The data:
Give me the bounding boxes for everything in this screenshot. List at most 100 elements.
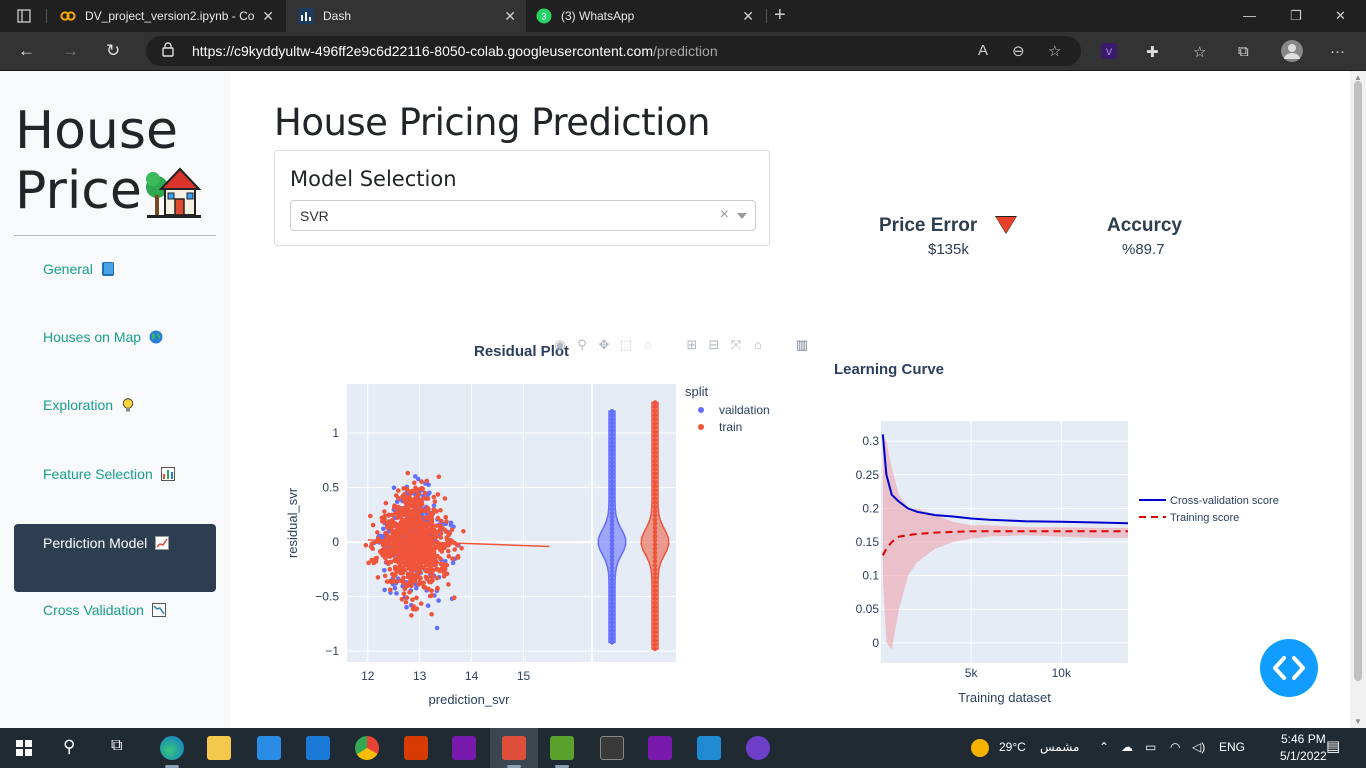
- zoom-icon[interactable]: ⊖: [1012, 42, 1025, 60]
- language-indicator[interactable]: ENG: [1219, 740, 1245, 754]
- chevron-down-icon[interactable]: [737, 213, 747, 219]
- scatter-point: [421, 580, 426, 586]
- scatter-point: [401, 591, 407, 596]
- violin-point: [652, 621, 658, 627]
- favorites-icon[interactable]: ☆: [1193, 43, 1206, 61]
- tray-overflow-icon[interactable]: ⌃: [1099, 740, 1109, 754]
- reset-axes-icon[interactable]: ⌂: [750, 337, 766, 355]
- close-tab-icon[interactable]: ✕: [504, 8, 516, 25]
- battery-icon[interactable]: ▭: [1145, 740, 1156, 754]
- learning-curve-plot[interactable]: 0.3 0.25 0.2 0.15 0.1 0.05 0 5k 10kTraining data…: [830, 401, 1310, 711]
- mail-icon[interactable]: [306, 736, 330, 760]
- sidebar-item-exploration[interactable]: Exploration: [43, 397, 135, 413]
- weather-text[interactable]: مشمس: [1040, 740, 1079, 754]
- chrome-icon[interactable]: [355, 736, 379, 760]
- violin-point: [652, 475, 658, 480]
- minimize-icon[interactable]: —: [1243, 8, 1256, 23]
- search-icon[interactable]: ⚲: [63, 737, 75, 757]
- refresh-icon[interactable]: ↻: [106, 41, 120, 61]
- back-icon[interactable]: ←: [18, 41, 35, 61]
- pan-icon[interactable]: ✥: [596, 337, 612, 355]
- x-tick-label: 13: [413, 669, 427, 683]
- zoom-in-icon[interactable]: ⊞: [684, 337, 700, 355]
- dash-debug-button[interactable]: [1260, 639, 1318, 697]
- office-icon[interactable]: [404, 736, 428, 760]
- scatter-point: [389, 580, 394, 585]
- tab-actions-icon[interactable]: [17, 9, 31, 23]
- onenote-icon-2[interactable]: [648, 736, 672, 760]
- read-aloud-icon[interactable]: A: [978, 42, 988, 59]
- extensions-puzzle-icon[interactable]: ✚: [1146, 43, 1159, 61]
- weather-temp[interactable]: 29°C: [999, 740, 1026, 754]
- wifi-icon[interactable]: ◠: [1170, 740, 1180, 754]
- new-tab-icon[interactable]: +: [774, 4, 786, 27]
- scrollbar-thumb[interactable]: [1354, 81, 1362, 681]
- violin-point: [652, 479, 658, 485]
- sidebar-item-prediction-model[interactable]: Perdiction Model: [14, 524, 216, 592]
- plotly-logo-icon[interactable]: ▥: [794, 337, 810, 355]
- zoom-icon[interactable]: ⚲: [574, 337, 590, 355]
- camera-icon[interactable]: ◉: [552, 337, 568, 355]
- sidebar-item-general[interactable]: General: [43, 261, 115, 277]
- tab-whatsapp[interactable]: 3 (3) WhatsApp ✕: [528, 0, 764, 32]
- scatter-point: [392, 505, 397, 510]
- scatter-point: [370, 522, 376, 528]
- store-icon[interactable]: [257, 736, 281, 760]
- github-icon[interactable]: [746, 736, 770, 760]
- onedrive-icon[interactable]: ☁: [1121, 740, 1133, 754]
- lasso-icon[interactable]: ◌: [640, 337, 656, 355]
- terminal-icon[interactable]: [600, 736, 624, 760]
- close-tab-icon[interactable]: ✕: [262, 8, 274, 25]
- forward-icon[interactable]: →: [62, 41, 79, 61]
- autoscale-icon[interactable]: ⤧: [728, 337, 744, 355]
- collections-icon[interactable]: ⧉: [1238, 43, 1249, 60]
- model-dropdown[interactable]: SVR ×: [290, 200, 756, 231]
- violin-point: [652, 425, 658, 430]
- zoom-out-icon[interactable]: ⊟: [706, 337, 722, 355]
- file-explorer-icon[interactable]: [207, 736, 231, 760]
- page-scrollbar[interactable]: ▲ ▼: [1350, 71, 1366, 728]
- onenote-icon[interactable]: [452, 736, 476, 760]
- notifications-icon[interactable]: ▤: [1326, 737, 1340, 755]
- task-view-icon[interactable]: ⧉: [111, 737, 122, 755]
- scatter-point: [429, 519, 435, 525]
- clear-icon[interactable]: ×: [720, 206, 729, 224]
- sidebar-item-feature-selection[interactable]: Feature Selection: [43, 466, 175, 482]
- restore-icon[interactable]: ❐: [1290, 8, 1302, 24]
- y-tick-label: 0: [332, 535, 339, 549]
- close-window-icon[interactable]: ✕: [1335, 8, 1346, 24]
- snipping-tool-icon[interactable]: [502, 736, 526, 760]
- sidebar-item-houses-on-map[interactable]: Houses on Map: [43, 329, 163, 345]
- scatter-point: [404, 605, 409, 610]
- volume-icon[interactable]: ◁): [1192, 740, 1205, 754]
- legend-label: vaildation: [719, 403, 770, 417]
- svg-text:V: V: [1106, 47, 1112, 57]
- violin-point: [652, 646, 658, 652]
- scroll-down-icon[interactable]: ▼: [1354, 717, 1362, 726]
- vscode-icon[interactable]: [697, 736, 721, 760]
- scatter-point: [402, 498, 407, 503]
- profile-avatar[interactable]: [1281, 40, 1303, 62]
- tab-dash[interactable]: Dash ✕: [286, 0, 526, 32]
- lock-icon: [162, 42, 174, 57]
- favorite-add-icon[interactable]: ☆: [1048, 42, 1061, 60]
- scatter-point: [426, 586, 431, 592]
- clock[interactable]: 5:46 PM 5/1/2022: [1280, 731, 1327, 765]
- brand-line-1: House: [15, 101, 178, 161]
- box-select-icon[interactable]: ⬚: [618, 337, 634, 355]
- violin-point: [652, 508, 658, 514]
- scatter-point: [389, 524, 395, 529]
- notepad-icon[interactable]: [550, 736, 574, 760]
- violin-point: [652, 437, 658, 443]
- windows-start-icon[interactable]: [16, 740, 32, 756]
- edge-icon[interactable]: [160, 736, 184, 760]
- x-axis-title: prediction_svr: [429, 692, 511, 707]
- residual-plot[interactable]: 12 13 14 15 1 0.5 0 −0.5 −1 prediction_svr residua…: [280, 371, 780, 711]
- close-tab-icon[interactable]: ✕: [742, 8, 754, 25]
- address-bar[interactable]: https://c9kyddyultw-496ff2e9c6d22116-805…: [146, 36, 1081, 66]
- tab-colab[interactable]: DV_project_version2.ipynb - Cola ✕: [48, 0, 284, 32]
- sidebar-item-cross-validation[interactable]: Cross Validation: [43, 602, 166, 618]
- more-menu-icon[interactable]: ···: [1330, 43, 1345, 60]
- extension-icon[interactable]: V: [1101, 43, 1117, 63]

Work to complete:
Render every line of the entries above as a numbered list, skipping blank lines and omitting the pictures.

Completed exercise:
1. Give me the bounding boxes for everything in this screenshot. List at most 100 elements.
2. - zoom-icon[interactable]: ⊖: [1012, 42, 1025, 60]
3. - language-indicator[interactable]: ENG: [1219, 740, 1245, 754]
4. - chevron-down-icon[interactable]: [737, 213, 747, 219]
5. - scatter-point: [421, 580, 426, 586]
6. - scatter-point: [401, 591, 407, 596]
7. - violin-point: [652, 621, 658, 627]
8. - favorites-icon[interactable]: ☆: [1193, 43, 1206, 61]
9. - tray-overflow-icon[interactable]: ⌃: [1099, 740, 1109, 754]
10. - reset-axes-icon[interactable]: ⌂: [750, 337, 766, 355]
11. - close-tab-icon[interactable]: ✕: [504, 8, 516, 25]
12. - battery-icon[interactable]: ▭: [1145, 740, 1156, 754]
13. - learning-curve-plot[interactable]: 0.3 0.25 0.2 0.15 0.1 0.05 0 5k 10kTraining data…: [830, 401, 1310, 711]
14. - mail-icon[interactable]: [306, 736, 330, 760]
15. - sidebar-item-exploration[interactable]: Exploration: [43, 397, 135, 413]
16. - weather-text[interactable]: مشمس: [1040, 740, 1079, 754]
17. - chrome-icon[interactable]: [355, 736, 379, 760]
18. - violin-point: [652, 475, 658, 480]
19. - minimize-icon[interactable]: —: [1243, 8, 1256, 23]
20. - search-icon[interactable]: ⚲: [63, 737, 75, 757]
21. - refresh-icon[interactable]: ↻: [106, 41, 120, 61]
22. - back-icon[interactable]: ←: [18, 41, 35, 61]
23. - pan-icon[interactable]: ✥: [596, 337, 612, 355]
24. - x-tick-label: 13: [413, 669, 427, 683]
25. - zoom-in-icon[interactable]: ⊞: [684, 337, 700, 355]
26. - dash-debug-button[interactable]: [1260, 639, 1318, 697]
27. - office-icon[interactable]: [404, 736, 428, 760]
28. - scatter-point: [389, 580, 394, 585]
29. - tab-actions-icon[interactable]: [17, 9, 31, 23]
30. - onenote-icon-2[interactable]: [648, 736, 672, 760]
31. - read-aloud-icon[interactable]: A: [978, 42, 988, 59]
32. - extensions-puzzle-icon[interactable]: ✚: [1146, 43, 1159, 61]
33. - weather-temp[interactable]: 29°C: [999, 740, 1026, 754]
34. - wifi-icon[interactable]: ◠: [1170, 740, 1180, 754]
35. - new-tab-icon[interactable]: +: [774, 4, 786, 27]
36. - scrollbar-thumb[interactable]: [1354, 81, 1362, 681]
37. - violin-point: [652, 479, 658, 485]
38. - sidebar-item-prediction-model[interactable]: Perdiction Model: [14, 524, 216, 592]
39. - plotly-logo-icon[interactable]: ▥: [794, 337, 810, 355]
40. - zoom-icon[interactable]: ⚲: [574, 337, 590, 355]
41. - camera-icon[interactable]: ◉: [552, 337, 568, 355]
42. - sidebar-item-general[interactable]: General: [43, 261, 115, 277]
43. - tab-whatsapp[interactable]: 3 (3) WhatsApp ✕: [528, 0, 764, 32]
44. - scatter-point: [392, 505, 397, 510]
45. - scatter-point: [370, 522, 376, 528]
46. - store-icon[interactable]: [257, 736, 281, 760]
47. - github-icon[interactable]: [746, 736, 770, 760]
48. - onedrive-icon[interactable]: ☁: [1121, 740, 1133, 754]
49. - lasso-icon[interactable]: ◌: [640, 337, 656, 355]
50. - terminal-icon[interactable]: [600, 736, 624, 760]
51. - close-tab-icon[interactable]: ✕: [262, 8, 274, 25]
52. - forward-icon[interactable]: →: [62, 41, 79, 61]
53. - autoscale-icon[interactable]: ⤧: [728, 337, 744, 355]
54. - collections-icon[interactable]: ⧉: [1238, 43, 1249, 60]
55. - model-dropdown[interactable]: SVR ×: [290, 200, 756, 231]
56. - violin-point: [652, 425, 658, 430]
57. - zoom-out-icon[interactable]: ⊟: [706, 337, 722, 355]
58. - file-explorer-icon[interactable]: [207, 736, 231, 760]
59. - page-scrollbar[interactable]: ▲ ▼: [1350, 71, 1366, 728]
60. - onenote-icon[interactable]: [452, 736, 476, 760]
61. - notifications-icon[interactable]: ▤: [1326, 737, 1340, 755]
62. - task-view-icon[interactable]: ⧉: [111, 737, 122, 755]
63. - scatter-point: [429, 519, 435, 525]
64. - clear-icon[interactable]: ×: [720, 206, 729, 224]
65. - sidebar-item-feature-selection[interactable]: Feature Selection: [43, 466, 175, 482]
66. - restore-icon[interactable]: ❐: [1290, 8, 1302, 24]
67. - y-tick-label: 0: [332, 535, 339, 549]
68. - close-window-icon[interactable]: ✕: [1335, 8, 1346, 24]
69. - snipping-tool-icon[interactable]: [502, 736, 526, 760]
70. - sidebar-item-houses-on-map[interactable]: Houses on Map: [43, 329, 163, 345]
71. - scatter-point: [404, 605, 409, 610]
72. - volume-icon[interactable]: ◁): [1192, 740, 1205, 754]
73. - legend-label: vaildation: [719, 403, 770, 417]
74. - svg-text:V: V: [1106, 47, 1112, 57]
75. - violin-point: [652, 646, 658, 652]
76. - scroll-down-icon[interactable]: ▼: [1354, 717, 1362, 726]
77. - vscode-icon[interactable]: [697, 736, 721, 760]
78. - scatter-point: [402, 498, 407, 503]
79. - profile-avatar[interactable]: [1281, 40, 1303, 62]
80. - tab-dash[interactable]: Dash ✕: [286, 0, 526, 32]
81. - lock-icon: [162, 42, 174, 57]
82. - favorite-add-icon[interactable]: ☆: [1048, 42, 1061, 60]
83. - scatter-point: [426, 586, 431, 592]
84. - clock[interactable]: 5:46 PM 5/1/2022: [1280, 731, 1327, 765]
85. - brand-line-1: House: [15, 101, 178, 161]
86. - box-select-icon[interactable]: ⬚: [618, 337, 634, 355]
87. - violin-point: [652, 508, 658, 514]
88. - scatter-point: [389, 524, 395, 529]
89. - notepad-icon[interactable]: [550, 736, 574, 760]
90. - violin-point: [652, 437, 658, 443]
91. - windows-start-icon[interactable]: [16, 740, 32, 756]
92. - edge-icon[interactable]: [160, 736, 184, 760]
93. - x-axis-title: prediction_svr: [429, 692, 511, 707]
94. - residual-plot[interactable]: 12 13 14 15 1 0.5 0 −0.5 −1 prediction_svr residua…: [280, 371, 780, 711]
95. - close-tab-icon[interactable]: ✕: [742, 8, 754, 25]
96. - address-bar[interactable]: https://c9kyddyultw-496ff2e9c6d22116-805…: [146, 36, 1081, 66]
97. - tab-colab[interactable]: DV_project_version2.ipynb - Cola ✕: [48, 0, 284, 32]
98. - sidebar-item-cross-validation[interactable]: Cross Validation: [43, 602, 166, 618]
99. - more-menu-icon[interactable]: ···: [1330, 43, 1345, 60]
100. - extension-icon[interactable]: V: [1101, 43, 1117, 63]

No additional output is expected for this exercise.